The exercise → Copy each line with the word "transactions" in it.

Data supplied →
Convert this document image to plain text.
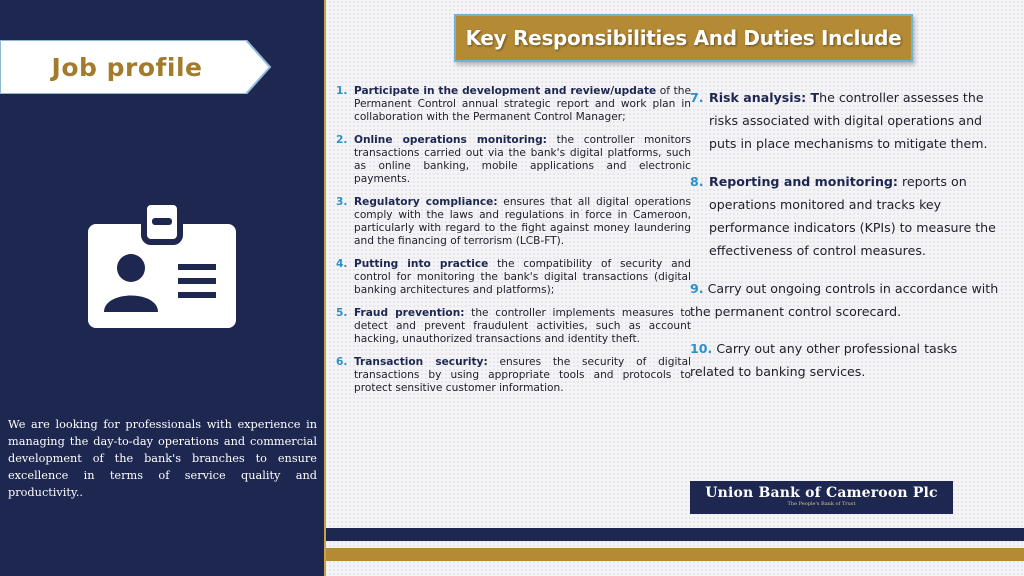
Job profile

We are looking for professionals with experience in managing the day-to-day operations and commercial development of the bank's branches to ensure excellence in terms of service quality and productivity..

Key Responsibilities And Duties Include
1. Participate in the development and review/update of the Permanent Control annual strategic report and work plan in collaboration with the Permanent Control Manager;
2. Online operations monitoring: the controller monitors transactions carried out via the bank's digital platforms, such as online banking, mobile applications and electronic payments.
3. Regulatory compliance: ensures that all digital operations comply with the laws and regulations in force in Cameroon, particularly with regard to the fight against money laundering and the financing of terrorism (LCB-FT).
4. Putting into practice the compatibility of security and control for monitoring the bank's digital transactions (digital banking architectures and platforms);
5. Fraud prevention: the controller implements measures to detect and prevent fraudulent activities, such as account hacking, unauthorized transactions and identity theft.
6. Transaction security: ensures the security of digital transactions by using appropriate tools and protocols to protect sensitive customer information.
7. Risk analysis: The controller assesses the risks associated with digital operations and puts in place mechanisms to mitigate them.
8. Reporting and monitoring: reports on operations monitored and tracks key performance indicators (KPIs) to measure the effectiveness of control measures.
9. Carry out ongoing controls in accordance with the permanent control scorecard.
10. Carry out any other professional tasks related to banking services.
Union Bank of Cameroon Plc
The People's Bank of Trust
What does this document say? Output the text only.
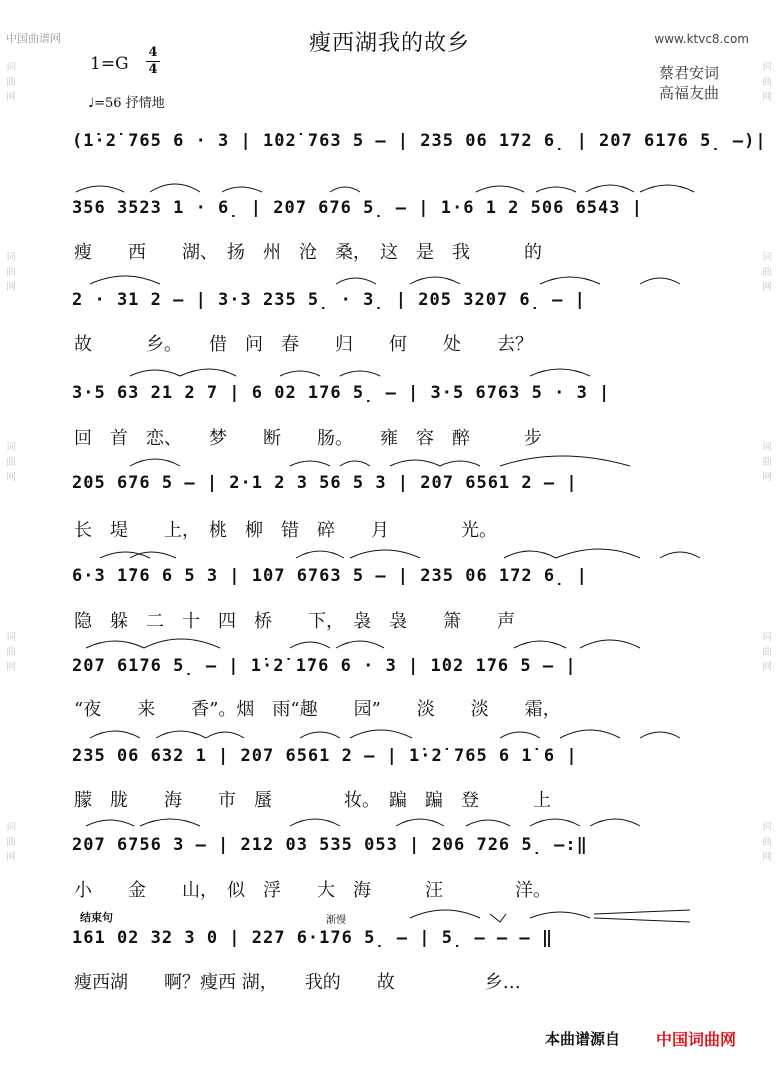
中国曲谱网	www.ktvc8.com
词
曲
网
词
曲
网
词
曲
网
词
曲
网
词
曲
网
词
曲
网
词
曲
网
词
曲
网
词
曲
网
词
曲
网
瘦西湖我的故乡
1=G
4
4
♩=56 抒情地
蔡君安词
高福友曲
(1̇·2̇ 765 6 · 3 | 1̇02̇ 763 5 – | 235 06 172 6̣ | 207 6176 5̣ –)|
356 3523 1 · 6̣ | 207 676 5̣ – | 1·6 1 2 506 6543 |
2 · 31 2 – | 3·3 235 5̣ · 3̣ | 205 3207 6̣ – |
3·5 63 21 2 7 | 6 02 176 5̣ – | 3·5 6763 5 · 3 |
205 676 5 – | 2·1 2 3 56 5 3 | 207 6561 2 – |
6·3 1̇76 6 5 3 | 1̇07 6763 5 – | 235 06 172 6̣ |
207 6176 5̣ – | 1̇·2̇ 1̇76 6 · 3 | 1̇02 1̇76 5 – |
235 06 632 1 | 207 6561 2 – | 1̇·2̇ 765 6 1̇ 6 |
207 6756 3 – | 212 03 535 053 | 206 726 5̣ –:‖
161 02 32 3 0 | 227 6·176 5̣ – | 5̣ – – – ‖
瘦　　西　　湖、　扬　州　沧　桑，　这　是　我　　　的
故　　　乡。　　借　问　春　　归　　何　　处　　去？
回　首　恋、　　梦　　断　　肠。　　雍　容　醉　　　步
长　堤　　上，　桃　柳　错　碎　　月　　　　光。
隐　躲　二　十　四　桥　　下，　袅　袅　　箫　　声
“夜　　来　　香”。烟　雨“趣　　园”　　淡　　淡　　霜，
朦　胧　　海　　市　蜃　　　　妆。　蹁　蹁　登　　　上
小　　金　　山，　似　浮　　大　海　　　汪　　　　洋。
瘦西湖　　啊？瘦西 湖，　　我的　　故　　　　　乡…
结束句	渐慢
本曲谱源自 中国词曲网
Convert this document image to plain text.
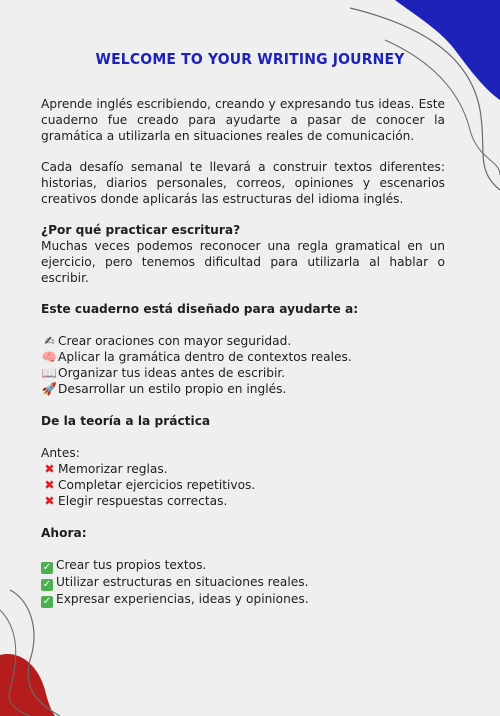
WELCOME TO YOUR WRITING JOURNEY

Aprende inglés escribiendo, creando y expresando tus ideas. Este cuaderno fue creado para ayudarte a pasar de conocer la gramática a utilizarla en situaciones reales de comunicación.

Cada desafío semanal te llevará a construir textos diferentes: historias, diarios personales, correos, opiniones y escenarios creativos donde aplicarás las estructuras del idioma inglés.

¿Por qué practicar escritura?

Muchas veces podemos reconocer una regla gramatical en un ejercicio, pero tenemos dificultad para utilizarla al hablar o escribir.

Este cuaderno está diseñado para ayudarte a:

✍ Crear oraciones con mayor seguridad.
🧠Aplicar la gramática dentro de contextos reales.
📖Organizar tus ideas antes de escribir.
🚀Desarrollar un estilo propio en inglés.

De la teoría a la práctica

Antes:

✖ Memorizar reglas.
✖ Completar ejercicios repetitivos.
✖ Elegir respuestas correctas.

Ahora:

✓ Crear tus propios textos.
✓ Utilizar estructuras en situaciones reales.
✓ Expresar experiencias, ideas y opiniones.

--

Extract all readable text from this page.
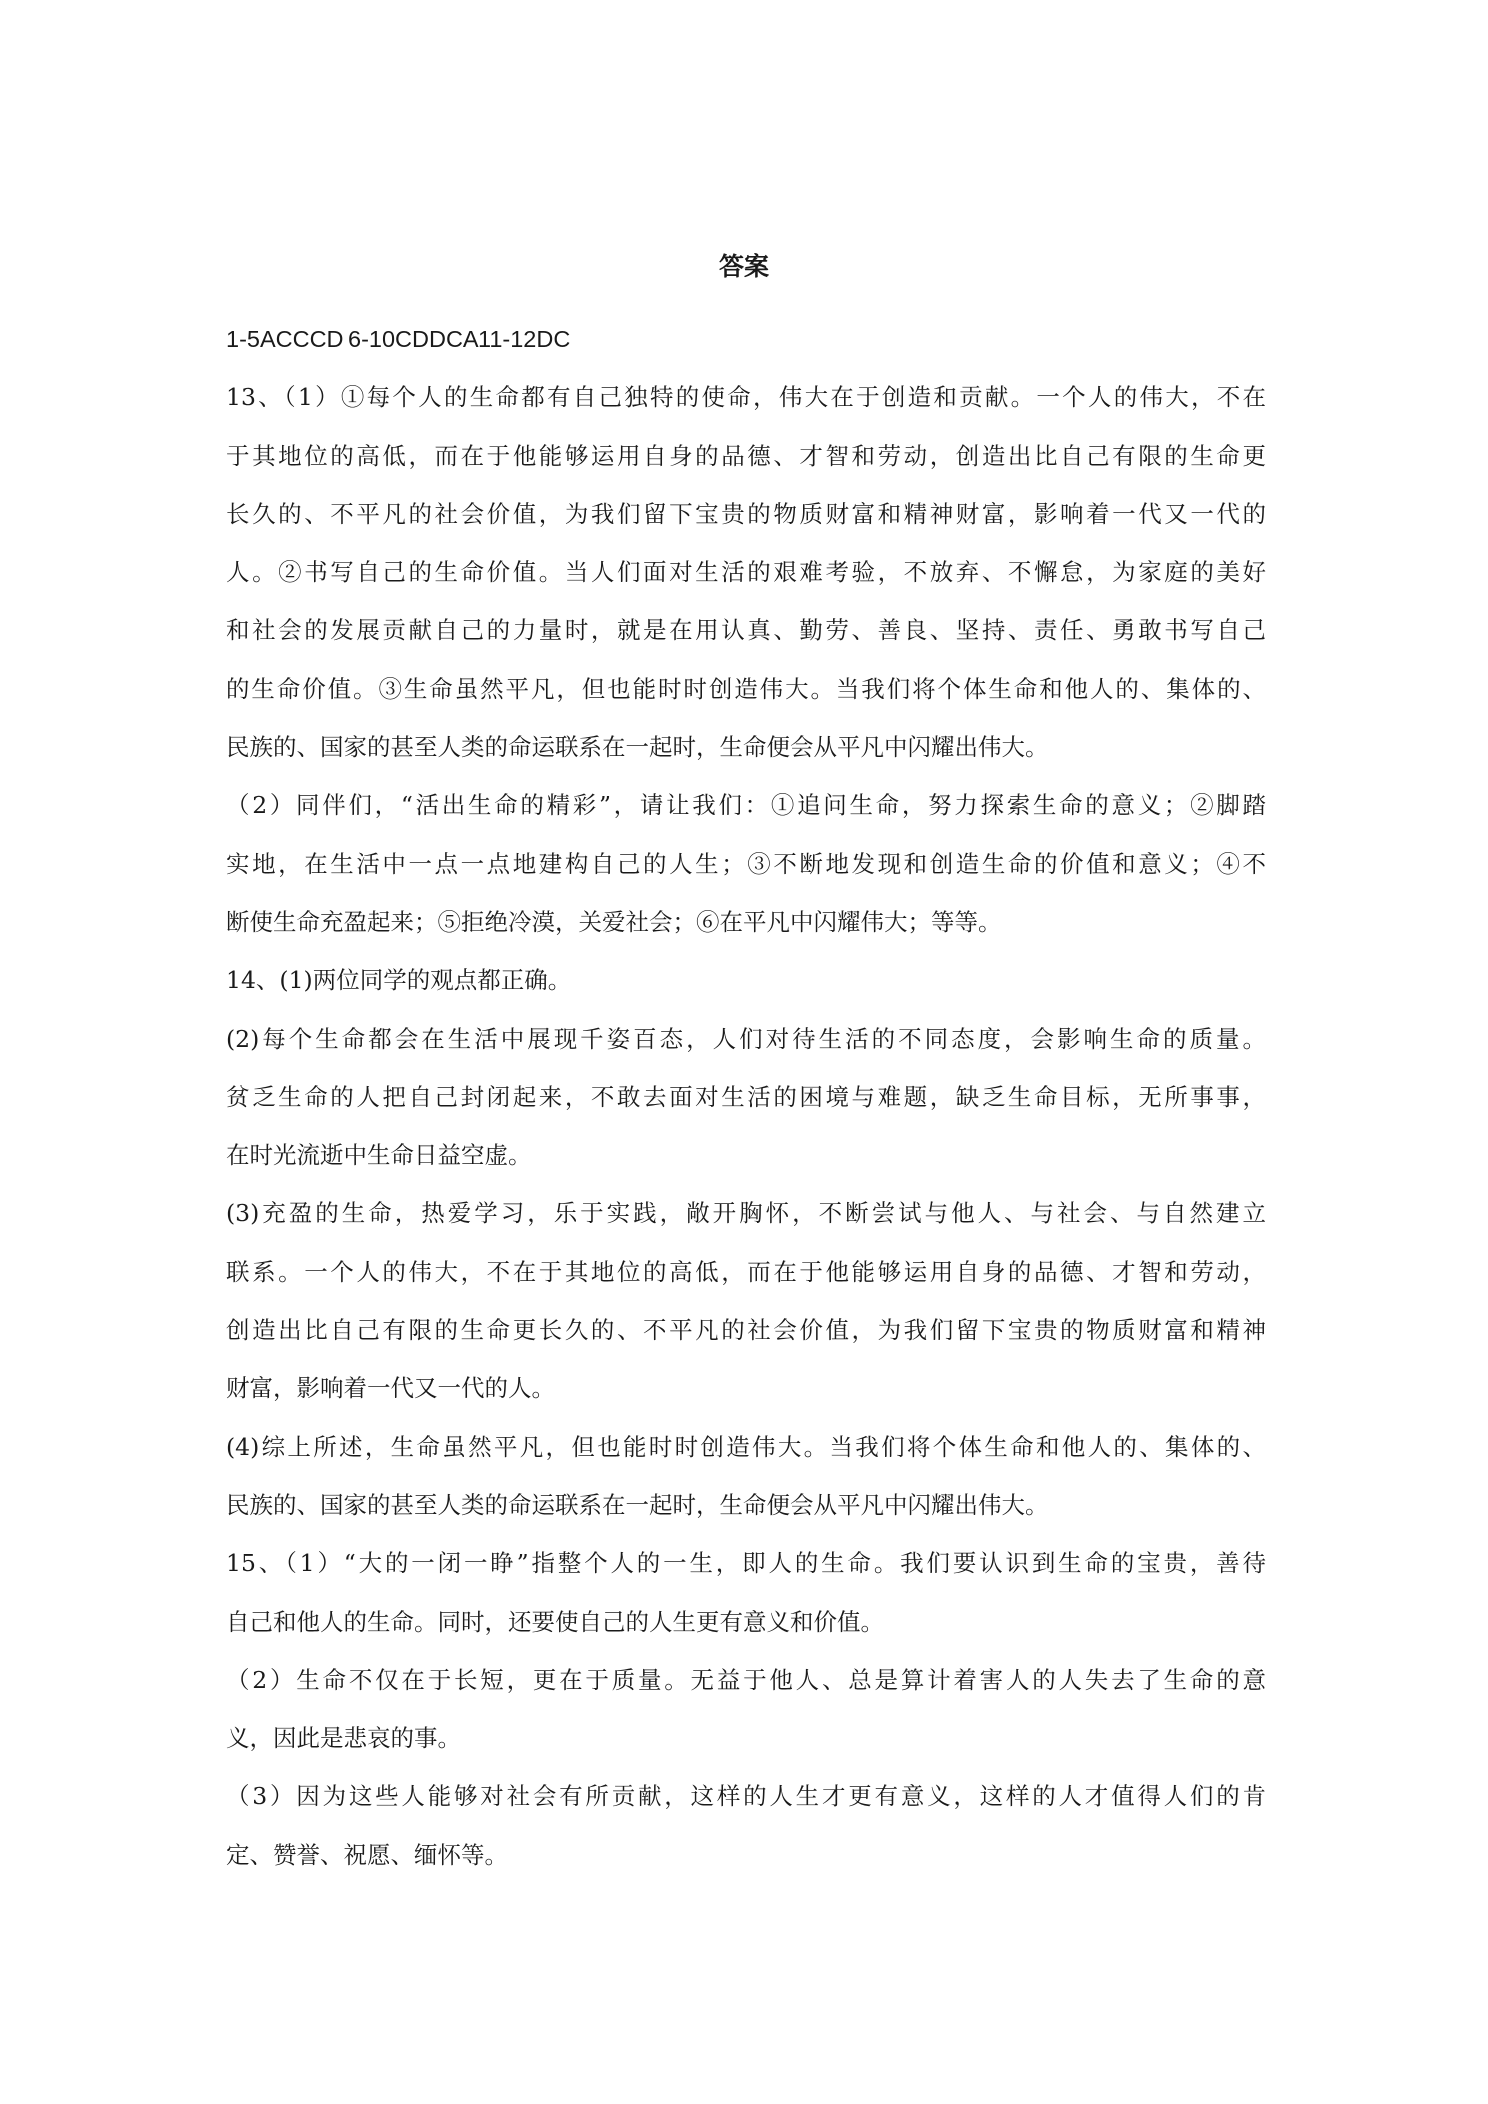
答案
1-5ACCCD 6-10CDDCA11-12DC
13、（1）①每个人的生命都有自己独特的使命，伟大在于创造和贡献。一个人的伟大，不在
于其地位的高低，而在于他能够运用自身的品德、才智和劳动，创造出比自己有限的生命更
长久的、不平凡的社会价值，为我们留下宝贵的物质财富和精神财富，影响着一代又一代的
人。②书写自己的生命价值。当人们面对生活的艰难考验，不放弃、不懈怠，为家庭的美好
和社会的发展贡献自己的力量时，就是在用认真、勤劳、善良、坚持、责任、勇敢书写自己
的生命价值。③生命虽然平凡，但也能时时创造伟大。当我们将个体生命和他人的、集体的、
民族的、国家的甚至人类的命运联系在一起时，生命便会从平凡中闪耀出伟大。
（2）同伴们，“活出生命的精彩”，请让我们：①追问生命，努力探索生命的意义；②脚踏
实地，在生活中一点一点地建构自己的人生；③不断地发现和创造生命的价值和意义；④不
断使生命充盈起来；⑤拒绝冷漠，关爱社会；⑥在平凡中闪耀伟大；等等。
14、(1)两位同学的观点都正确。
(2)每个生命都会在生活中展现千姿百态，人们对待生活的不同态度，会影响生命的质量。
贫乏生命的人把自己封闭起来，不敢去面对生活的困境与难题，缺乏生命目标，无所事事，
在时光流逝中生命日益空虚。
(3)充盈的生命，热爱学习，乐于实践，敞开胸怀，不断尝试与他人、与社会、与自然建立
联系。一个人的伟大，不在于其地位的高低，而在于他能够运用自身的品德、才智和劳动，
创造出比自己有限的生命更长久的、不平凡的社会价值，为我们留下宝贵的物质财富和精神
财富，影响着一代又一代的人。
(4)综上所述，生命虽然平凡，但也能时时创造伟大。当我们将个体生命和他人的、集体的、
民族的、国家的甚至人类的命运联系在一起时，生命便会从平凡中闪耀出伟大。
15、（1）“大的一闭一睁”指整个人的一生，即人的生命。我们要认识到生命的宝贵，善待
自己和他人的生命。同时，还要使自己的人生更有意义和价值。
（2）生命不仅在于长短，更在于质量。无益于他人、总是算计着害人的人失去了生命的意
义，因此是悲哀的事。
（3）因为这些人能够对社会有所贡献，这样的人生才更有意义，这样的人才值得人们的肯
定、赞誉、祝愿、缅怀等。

* * *

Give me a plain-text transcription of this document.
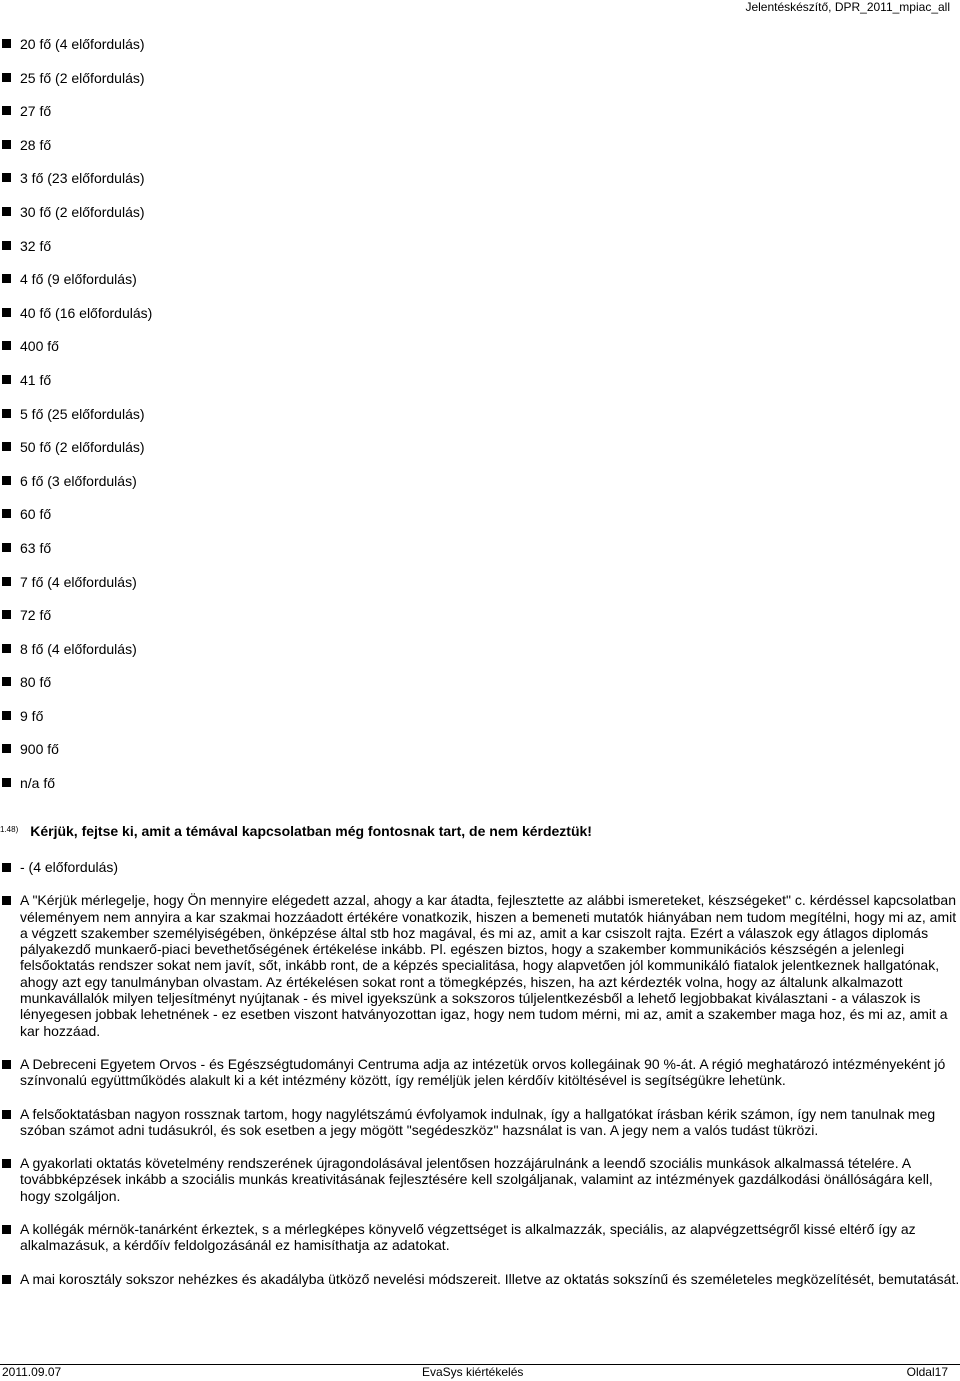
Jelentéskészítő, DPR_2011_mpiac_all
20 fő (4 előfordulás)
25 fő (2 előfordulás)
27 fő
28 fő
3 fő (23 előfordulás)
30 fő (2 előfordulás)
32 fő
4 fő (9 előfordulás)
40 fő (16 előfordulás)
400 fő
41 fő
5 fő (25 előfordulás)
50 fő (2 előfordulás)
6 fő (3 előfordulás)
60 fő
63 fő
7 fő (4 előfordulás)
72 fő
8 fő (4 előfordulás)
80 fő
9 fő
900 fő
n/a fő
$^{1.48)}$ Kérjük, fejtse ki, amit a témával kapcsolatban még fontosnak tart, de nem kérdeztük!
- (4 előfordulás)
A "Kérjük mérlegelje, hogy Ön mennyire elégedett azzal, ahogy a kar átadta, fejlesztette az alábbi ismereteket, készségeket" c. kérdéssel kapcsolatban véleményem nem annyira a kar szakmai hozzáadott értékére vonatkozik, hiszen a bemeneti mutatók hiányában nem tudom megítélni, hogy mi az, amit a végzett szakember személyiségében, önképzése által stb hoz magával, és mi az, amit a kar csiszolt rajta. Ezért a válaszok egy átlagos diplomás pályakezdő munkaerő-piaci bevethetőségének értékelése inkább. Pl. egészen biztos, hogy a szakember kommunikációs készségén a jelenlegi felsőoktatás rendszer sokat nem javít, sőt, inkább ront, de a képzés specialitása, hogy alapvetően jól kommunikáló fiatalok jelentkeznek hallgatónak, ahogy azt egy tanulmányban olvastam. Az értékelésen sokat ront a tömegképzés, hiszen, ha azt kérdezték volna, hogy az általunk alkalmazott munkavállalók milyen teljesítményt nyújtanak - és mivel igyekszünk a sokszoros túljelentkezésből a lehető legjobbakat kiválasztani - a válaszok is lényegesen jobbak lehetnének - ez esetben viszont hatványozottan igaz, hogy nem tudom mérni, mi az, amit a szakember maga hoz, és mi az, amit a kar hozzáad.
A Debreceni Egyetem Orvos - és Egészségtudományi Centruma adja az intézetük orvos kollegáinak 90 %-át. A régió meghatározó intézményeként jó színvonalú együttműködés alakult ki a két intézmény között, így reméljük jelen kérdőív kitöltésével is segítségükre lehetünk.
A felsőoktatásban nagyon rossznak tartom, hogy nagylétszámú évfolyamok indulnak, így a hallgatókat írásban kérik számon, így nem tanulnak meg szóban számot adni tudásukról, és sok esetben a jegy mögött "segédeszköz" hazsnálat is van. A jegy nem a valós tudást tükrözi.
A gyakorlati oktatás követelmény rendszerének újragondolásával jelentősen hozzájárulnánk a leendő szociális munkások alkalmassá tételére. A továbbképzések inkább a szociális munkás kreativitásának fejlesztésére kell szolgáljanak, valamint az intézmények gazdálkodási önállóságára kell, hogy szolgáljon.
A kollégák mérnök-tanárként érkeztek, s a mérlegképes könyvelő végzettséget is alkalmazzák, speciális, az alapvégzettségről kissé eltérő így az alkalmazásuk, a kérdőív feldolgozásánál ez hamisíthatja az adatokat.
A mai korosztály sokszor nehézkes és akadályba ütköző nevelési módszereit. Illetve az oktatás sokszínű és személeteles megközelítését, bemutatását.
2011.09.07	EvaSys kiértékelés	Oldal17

Reply to the exercise →
2. Online operations monitoring: the controller monitors transactions carried out via the bank's digital platforms, such as online banking, mobile applications and electronic payments.
4. Putting into practice the compatibility of security and control for monitoring the bank's digital transactions (digital banking architectures and platforms);
5. Fraud prevention: the controller implements measures to detect and prevent fraudulent activities, such as account hacking, unauthorized transactions and identity theft.
6. Transaction security: ensures the security of digital transactions by using appropriate tools and protocols to protect sensitive customer information.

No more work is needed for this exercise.